* **Data**

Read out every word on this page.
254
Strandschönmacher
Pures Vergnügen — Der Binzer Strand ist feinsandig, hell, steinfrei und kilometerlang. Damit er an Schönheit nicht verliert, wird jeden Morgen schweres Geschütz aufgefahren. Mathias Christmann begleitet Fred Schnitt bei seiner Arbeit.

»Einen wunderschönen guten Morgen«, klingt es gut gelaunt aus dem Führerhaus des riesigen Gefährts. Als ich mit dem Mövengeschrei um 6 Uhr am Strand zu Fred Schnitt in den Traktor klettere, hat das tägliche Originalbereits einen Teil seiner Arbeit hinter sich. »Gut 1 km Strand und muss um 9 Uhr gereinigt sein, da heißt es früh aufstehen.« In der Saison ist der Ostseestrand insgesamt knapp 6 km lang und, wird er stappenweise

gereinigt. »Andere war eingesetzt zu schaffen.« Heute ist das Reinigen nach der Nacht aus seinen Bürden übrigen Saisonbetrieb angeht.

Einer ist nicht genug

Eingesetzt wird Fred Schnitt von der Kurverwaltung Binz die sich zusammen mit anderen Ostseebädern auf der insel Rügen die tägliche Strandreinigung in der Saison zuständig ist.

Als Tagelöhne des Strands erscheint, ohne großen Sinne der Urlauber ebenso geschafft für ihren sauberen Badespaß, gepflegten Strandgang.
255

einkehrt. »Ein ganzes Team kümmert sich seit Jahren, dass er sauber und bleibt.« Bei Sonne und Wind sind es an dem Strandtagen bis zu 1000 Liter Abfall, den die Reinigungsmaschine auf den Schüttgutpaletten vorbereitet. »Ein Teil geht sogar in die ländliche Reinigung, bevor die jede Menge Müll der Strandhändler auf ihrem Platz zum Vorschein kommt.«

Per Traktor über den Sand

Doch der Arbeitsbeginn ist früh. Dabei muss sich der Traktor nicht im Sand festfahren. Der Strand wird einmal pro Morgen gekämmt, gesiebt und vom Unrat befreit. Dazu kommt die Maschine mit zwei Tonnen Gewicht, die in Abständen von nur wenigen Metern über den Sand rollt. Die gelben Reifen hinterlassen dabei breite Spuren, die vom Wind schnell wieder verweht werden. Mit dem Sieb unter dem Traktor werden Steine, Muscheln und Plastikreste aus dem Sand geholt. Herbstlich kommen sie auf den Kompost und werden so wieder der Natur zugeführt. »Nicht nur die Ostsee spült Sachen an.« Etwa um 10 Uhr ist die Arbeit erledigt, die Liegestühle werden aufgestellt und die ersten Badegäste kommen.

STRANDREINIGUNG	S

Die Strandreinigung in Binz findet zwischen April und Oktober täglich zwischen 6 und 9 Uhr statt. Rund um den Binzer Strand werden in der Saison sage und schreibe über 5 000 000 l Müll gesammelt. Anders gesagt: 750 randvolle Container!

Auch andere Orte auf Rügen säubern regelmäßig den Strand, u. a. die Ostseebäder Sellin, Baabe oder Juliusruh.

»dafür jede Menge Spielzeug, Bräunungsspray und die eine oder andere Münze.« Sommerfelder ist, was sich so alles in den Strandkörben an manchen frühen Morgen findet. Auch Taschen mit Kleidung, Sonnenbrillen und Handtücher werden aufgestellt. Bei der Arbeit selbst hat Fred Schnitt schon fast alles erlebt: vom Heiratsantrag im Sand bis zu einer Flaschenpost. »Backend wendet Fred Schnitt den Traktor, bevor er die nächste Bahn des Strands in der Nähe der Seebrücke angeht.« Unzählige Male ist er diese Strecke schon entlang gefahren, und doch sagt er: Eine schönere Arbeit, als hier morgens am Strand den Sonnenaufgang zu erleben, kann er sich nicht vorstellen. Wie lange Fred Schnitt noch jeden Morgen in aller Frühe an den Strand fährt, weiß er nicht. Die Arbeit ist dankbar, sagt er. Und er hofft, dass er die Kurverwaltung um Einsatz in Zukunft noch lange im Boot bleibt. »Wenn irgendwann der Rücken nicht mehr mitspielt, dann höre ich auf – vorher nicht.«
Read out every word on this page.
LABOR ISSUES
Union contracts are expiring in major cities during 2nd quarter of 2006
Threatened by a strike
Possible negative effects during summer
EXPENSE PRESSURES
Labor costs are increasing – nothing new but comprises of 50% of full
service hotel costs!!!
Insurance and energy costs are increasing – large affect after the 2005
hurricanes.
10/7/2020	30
--
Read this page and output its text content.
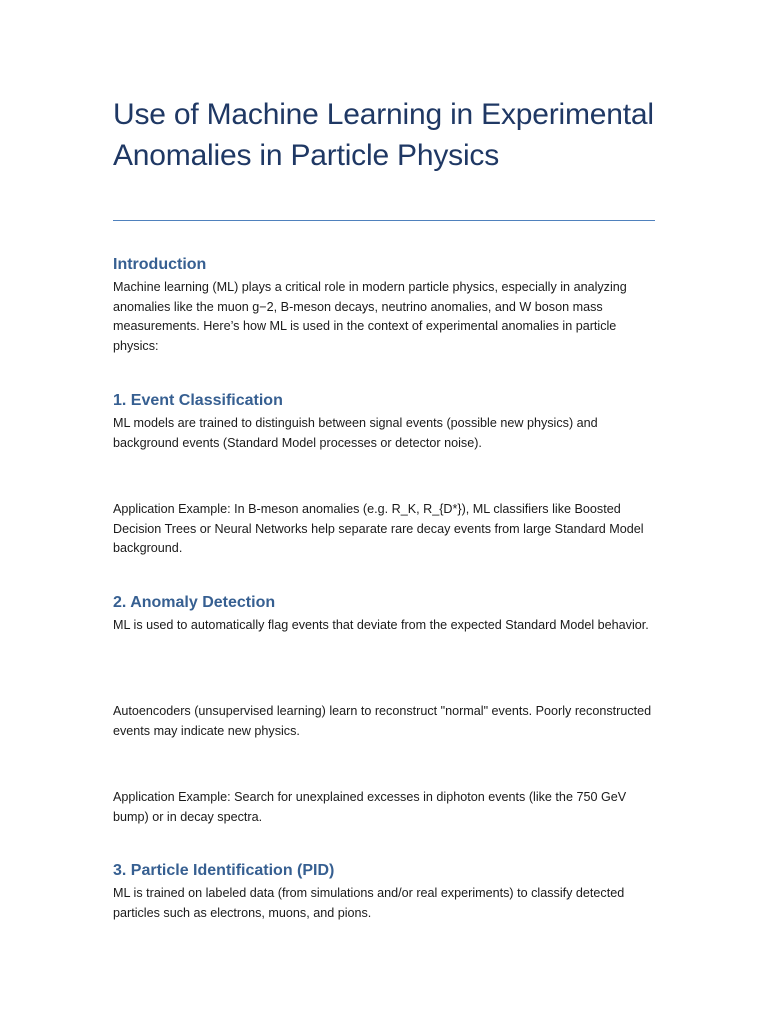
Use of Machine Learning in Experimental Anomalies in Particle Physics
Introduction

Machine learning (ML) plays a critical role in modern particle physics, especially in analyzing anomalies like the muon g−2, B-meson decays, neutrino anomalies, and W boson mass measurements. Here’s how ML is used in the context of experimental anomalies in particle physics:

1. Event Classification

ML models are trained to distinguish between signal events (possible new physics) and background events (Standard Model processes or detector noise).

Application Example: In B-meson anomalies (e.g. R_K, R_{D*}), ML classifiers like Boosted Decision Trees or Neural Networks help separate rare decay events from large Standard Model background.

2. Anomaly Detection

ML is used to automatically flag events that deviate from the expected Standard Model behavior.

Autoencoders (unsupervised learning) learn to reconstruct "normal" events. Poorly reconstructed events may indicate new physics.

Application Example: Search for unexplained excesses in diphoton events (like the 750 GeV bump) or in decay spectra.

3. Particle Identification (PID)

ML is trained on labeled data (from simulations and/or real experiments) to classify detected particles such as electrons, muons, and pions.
---
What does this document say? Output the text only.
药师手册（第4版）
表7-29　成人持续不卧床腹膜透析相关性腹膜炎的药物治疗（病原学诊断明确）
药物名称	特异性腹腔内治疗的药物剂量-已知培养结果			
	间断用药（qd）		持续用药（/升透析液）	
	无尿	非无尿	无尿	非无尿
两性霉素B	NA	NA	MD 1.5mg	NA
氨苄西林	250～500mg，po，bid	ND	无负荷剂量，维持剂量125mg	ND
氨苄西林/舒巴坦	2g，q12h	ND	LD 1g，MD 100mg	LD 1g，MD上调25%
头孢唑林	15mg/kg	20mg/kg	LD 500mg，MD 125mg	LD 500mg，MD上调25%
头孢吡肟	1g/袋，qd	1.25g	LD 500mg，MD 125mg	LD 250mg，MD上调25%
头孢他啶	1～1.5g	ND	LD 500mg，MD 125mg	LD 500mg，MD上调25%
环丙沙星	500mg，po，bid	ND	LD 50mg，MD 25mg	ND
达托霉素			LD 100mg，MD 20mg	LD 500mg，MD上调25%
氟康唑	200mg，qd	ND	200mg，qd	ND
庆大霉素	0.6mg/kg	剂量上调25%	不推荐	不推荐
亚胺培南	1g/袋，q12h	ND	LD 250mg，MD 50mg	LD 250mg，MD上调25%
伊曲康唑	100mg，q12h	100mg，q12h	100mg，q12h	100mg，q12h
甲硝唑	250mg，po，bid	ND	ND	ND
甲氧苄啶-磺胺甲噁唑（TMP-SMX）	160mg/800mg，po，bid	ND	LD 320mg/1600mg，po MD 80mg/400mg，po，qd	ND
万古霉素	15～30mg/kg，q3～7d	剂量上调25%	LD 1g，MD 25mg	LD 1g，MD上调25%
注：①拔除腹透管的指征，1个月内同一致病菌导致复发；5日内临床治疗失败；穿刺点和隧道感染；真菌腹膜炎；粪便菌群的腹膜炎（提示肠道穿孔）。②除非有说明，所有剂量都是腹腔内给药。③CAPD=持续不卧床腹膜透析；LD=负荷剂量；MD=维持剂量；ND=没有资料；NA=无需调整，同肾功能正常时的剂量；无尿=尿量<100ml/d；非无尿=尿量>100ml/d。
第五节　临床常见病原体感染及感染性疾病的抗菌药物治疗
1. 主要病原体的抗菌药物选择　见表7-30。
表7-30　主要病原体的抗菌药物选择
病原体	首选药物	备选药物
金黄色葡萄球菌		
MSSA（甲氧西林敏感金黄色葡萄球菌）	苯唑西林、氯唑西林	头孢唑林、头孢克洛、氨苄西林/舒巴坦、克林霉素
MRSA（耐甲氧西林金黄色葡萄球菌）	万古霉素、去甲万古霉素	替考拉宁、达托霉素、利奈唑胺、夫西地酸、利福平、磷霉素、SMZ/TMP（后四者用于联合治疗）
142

* **Stated exercise**
Report how many lines contain "trained". Give nothing but the number.

* **Solution for this exercise**
2